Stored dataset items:
--------------------

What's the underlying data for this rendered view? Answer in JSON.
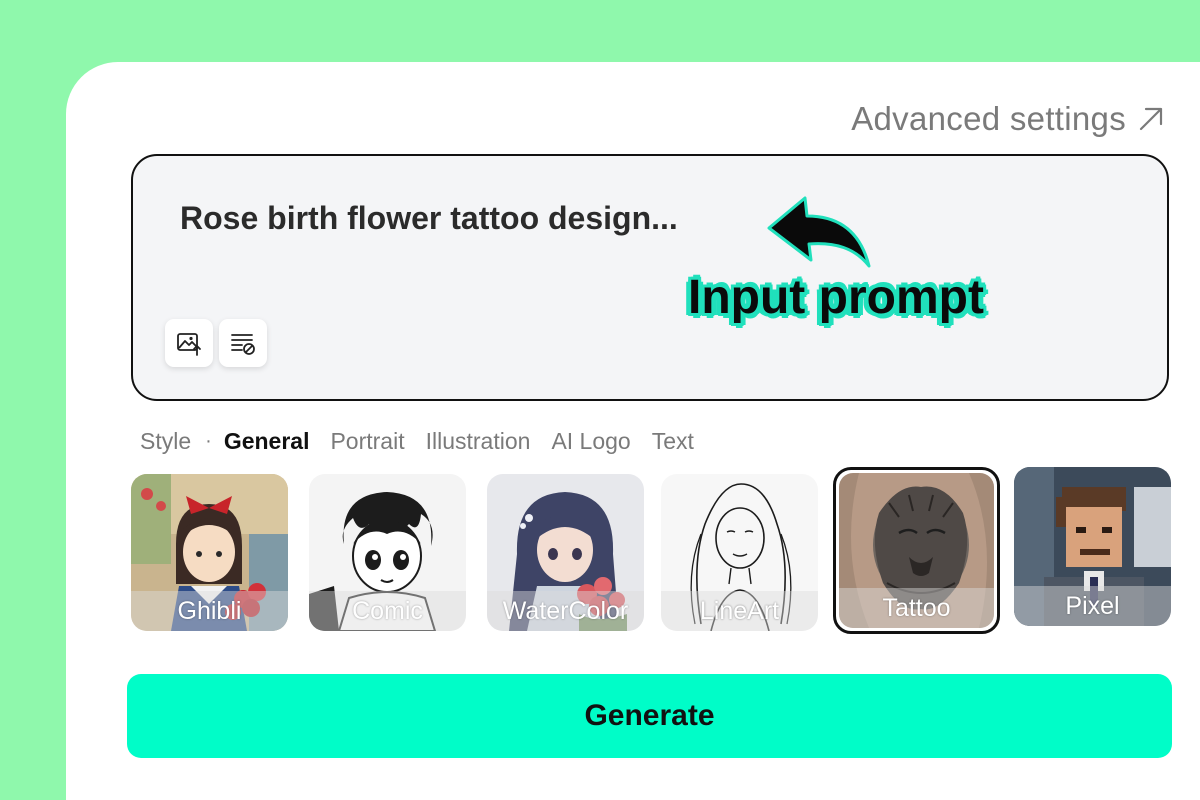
{
  "advanced_settings": {
    "label": "Advanced settings"
  },
  "prompt": {
    "text": "Rose birth flower tattoo design...",
    "callout": "Input prompt"
  },
  "tools": [
    {
      "icon": "image-upload-icon"
    },
    {
      "icon": "clear-text-icon"
    }
  ],
  "style_bar": {
    "label": "Style",
    "separator": "·",
    "tabs": [
      "General",
      "Portrait",
      "Illustration",
      "AI Logo",
      "Text"
    ],
    "active": "General"
  },
  "styles": [
    {
      "name": "Ghibli"
    },
    {
      "name": "Comic"
    },
    {
      "name": "WaterColor"
    },
    {
      "name": "LineArt"
    },
    {
      "name": "Tattoo",
      "selected": true
    },
    {
      "name": "Pixel"
    }
  ],
  "generate": {
    "label": "Generate"
  },
  "colors": {
    "background": "#8ff8ac",
    "accent": "#00fdc8",
    "callout_outline": "#20e0bc"
  }
}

--------------------

Given task:
Each entry above is to be written out again unchanged, apart from the pictures, which are left out.

Exercise output:
What's the underlying data for this rendered view? Answer in JSON.
{
  "advanced_settings": {
    "label": "Advanced settings"
  },
  "prompt": {
    "text": "Rose birth flower tattoo design...",
    "callout": "Input prompt"
  },
  "tools": [
    {
      "icon": "image-upload-icon"
    },
    {
      "icon": "clear-text-icon"
    }
  ],
  "style_bar": {
    "label": "Style",
    "separator": "·",
    "tabs": [
      "General",
      "Portrait",
      "Illustration",
      "AI Logo",
      "Text"
    ],
    "active": "General"
  },
  "styles": [
    {
      "name": "Ghibli"
    },
    {
      "name": "Comic"
    },
    {
      "name": "WaterColor"
    },
    {
      "name": "LineArt"
    },
    {
      "name": "Tattoo",
      "selected": true
    },
    {
      "name": "Pixel"
    }
  ],
  "generate": {
    "label": "Generate"
  },
  "colors": {
    "background": "#8ff8ac",
    "accent": "#00fdc8",
    "callout_outline": "#20e0bc"
  }
}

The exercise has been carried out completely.